= DIRECTION =
Identify all lines of the data containing the string "appears" and copy them.

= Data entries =
--------------------------------
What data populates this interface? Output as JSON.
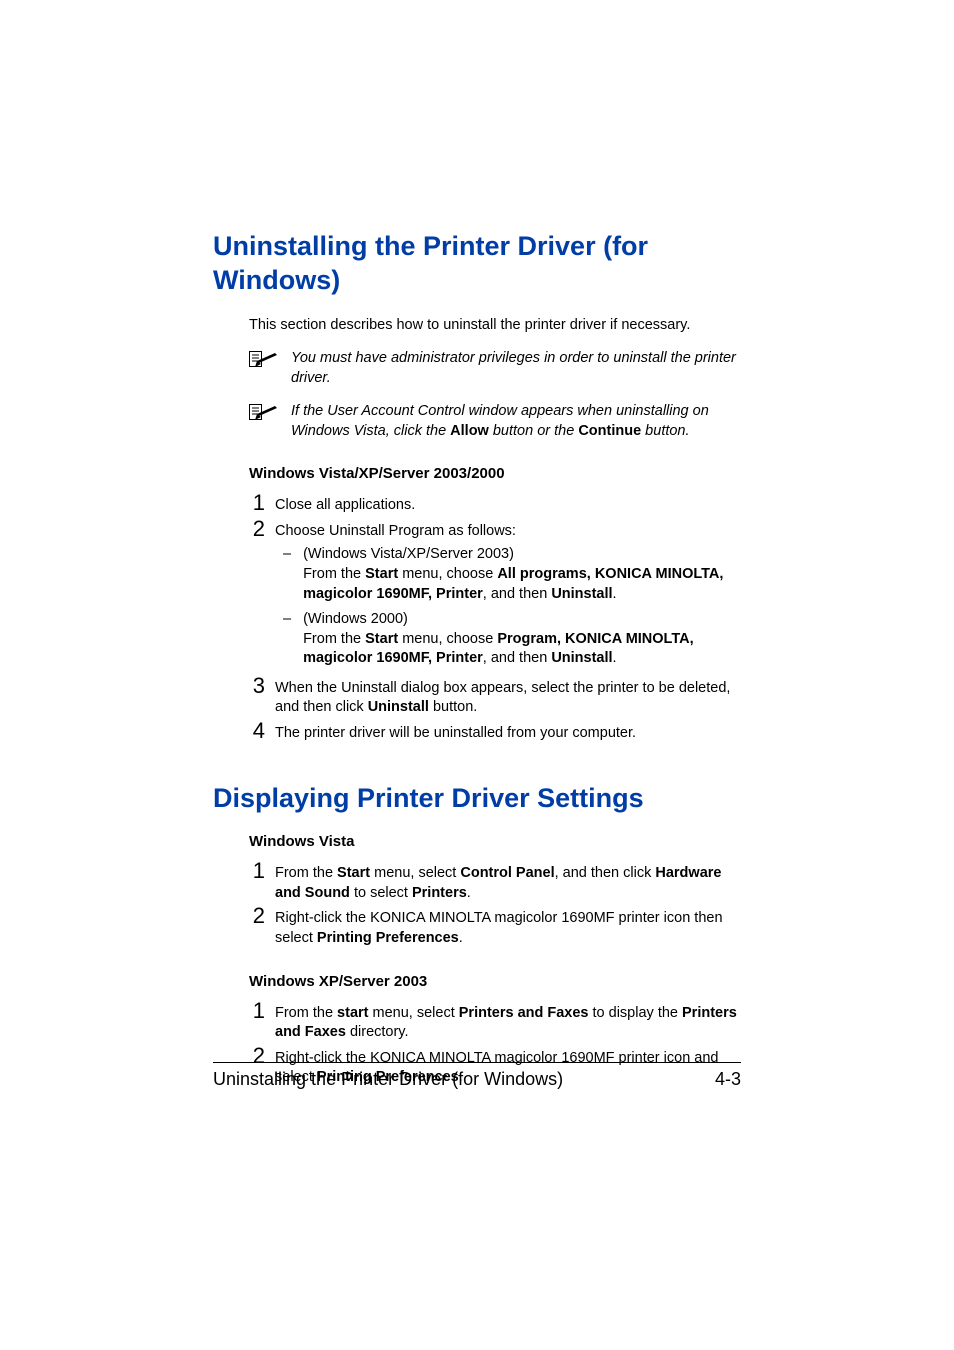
{
  "heading1": "Uninstalling the Printer Driver (for Windows)",
  "intro": "This section describes how to uninstall the printer driver if necessary.",
  "note1": {
    "text": "You must have administrator privileges in order to uninstall the printer driver."
  },
  "note2": {
    "pre": "If the User Account Control window appears when uninstalling on Windows Vista, click the ",
    "b1": "Allow",
    "mid": " button or the ",
    "b2": "Continue",
    "post": " button."
  },
  "sectionA": {
    "title": "Windows Vista/XP/Server 2003/2000",
    "step1": "Close all applications.",
    "step2": "Choose Uninstall Program as follows:",
    "sub1": {
      "line1": "(Windows Vista/XP/Server 2003)",
      "pre": "From the ",
      "b1": "Start",
      "mid1": " menu, choose ",
      "b2": "All programs, KONICA MINOLTA, magicolor 1690MF, Printer",
      "mid2": ", and then ",
      "b3": "Uninstall",
      "post": "."
    },
    "sub2": {
      "line1": "(Windows 2000)",
      "pre": "From the ",
      "b1": "Start",
      "mid1": " menu, choose ",
      "b2": "Program, KONICA MINOLTA, magicolor 1690MF, Printer",
      "mid2": ", and then ",
      "b3": "Uninstall",
      "post": "."
    },
    "step3": {
      "pre": "When the Uninstall dialog box appears, select the printer to be deleted, and then click ",
      "b1": "Uninstall",
      "post": " button."
    },
    "step4": "The printer driver will be uninstalled from your computer."
  },
  "heading2": "Displaying Printer Driver Settings",
  "sectionB": {
    "title": "Windows Vista",
    "step1": {
      "pre": "From the ",
      "b1": "Start",
      "mid1": " menu, select ",
      "b2": "Control Panel",
      "mid2": ", and then click ",
      "b3": "Hardware and Sound",
      "mid3": " to select ",
      "b4": "Printers",
      "post": "."
    },
    "step2": {
      "pre": "Right-click the KONICA MINOLTA magicolor 1690MF printer icon then select ",
      "b1": "Printing Preferences",
      "post": "."
    }
  },
  "sectionC": {
    "title": "Windows XP/Server 2003",
    "step1": {
      "pre": "From the ",
      "b1": "start",
      "mid1": " menu, select ",
      "b2": "Printers and Faxes",
      "mid2": " to display the ",
      "b3": "Printers and Faxes",
      "post": " directory."
    },
    "step2": {
      "pre": "Right-click the KONICA MINOLTA magicolor 1690MF printer icon and select ",
      "b1": "Printing Preferences",
      "post": "."
    }
  },
  "footer": {
    "left": "Uninstalling the Printer Driver (for Windows)",
    "right": "4-3"
  },
  "nums": {
    "n1": "1",
    "n2": "2",
    "n3": "3",
    "n4": "4"
  },
  "dash": "–"
}
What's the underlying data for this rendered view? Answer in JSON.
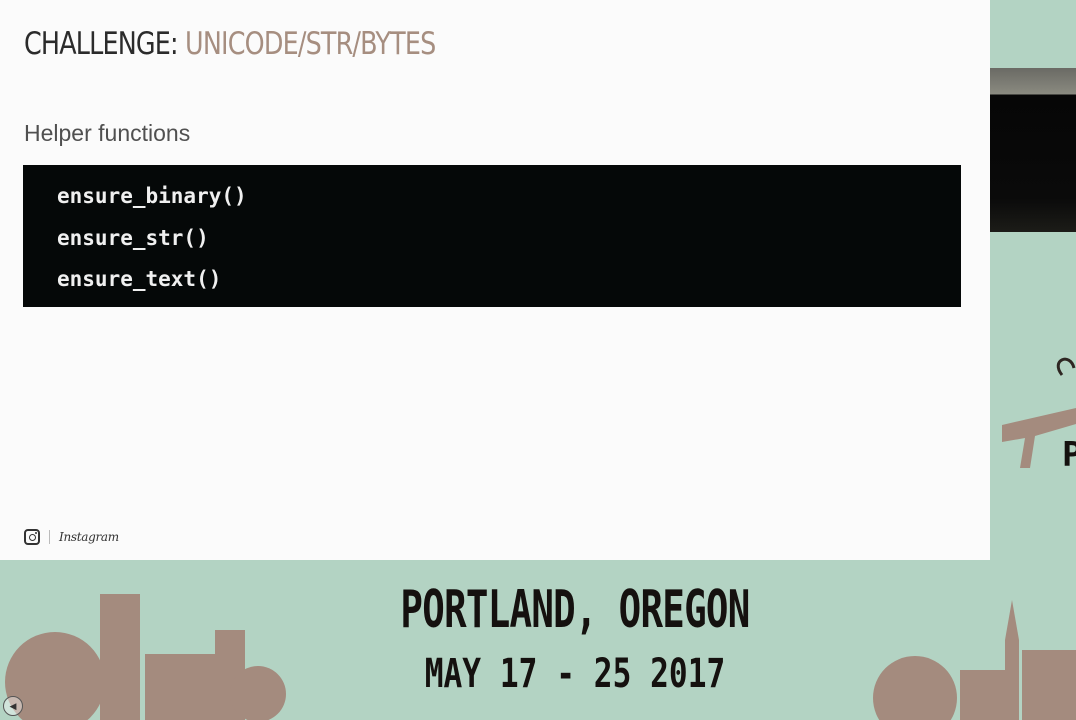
--------------------------------
= EXERCISE SOLUTION =
    "pre": "If the User Account Control window appears when uninstalling on Windows Vista, click the ",
      "pre": "When the Uninstall dialog box appears, select the printer to be deleted, and then click ",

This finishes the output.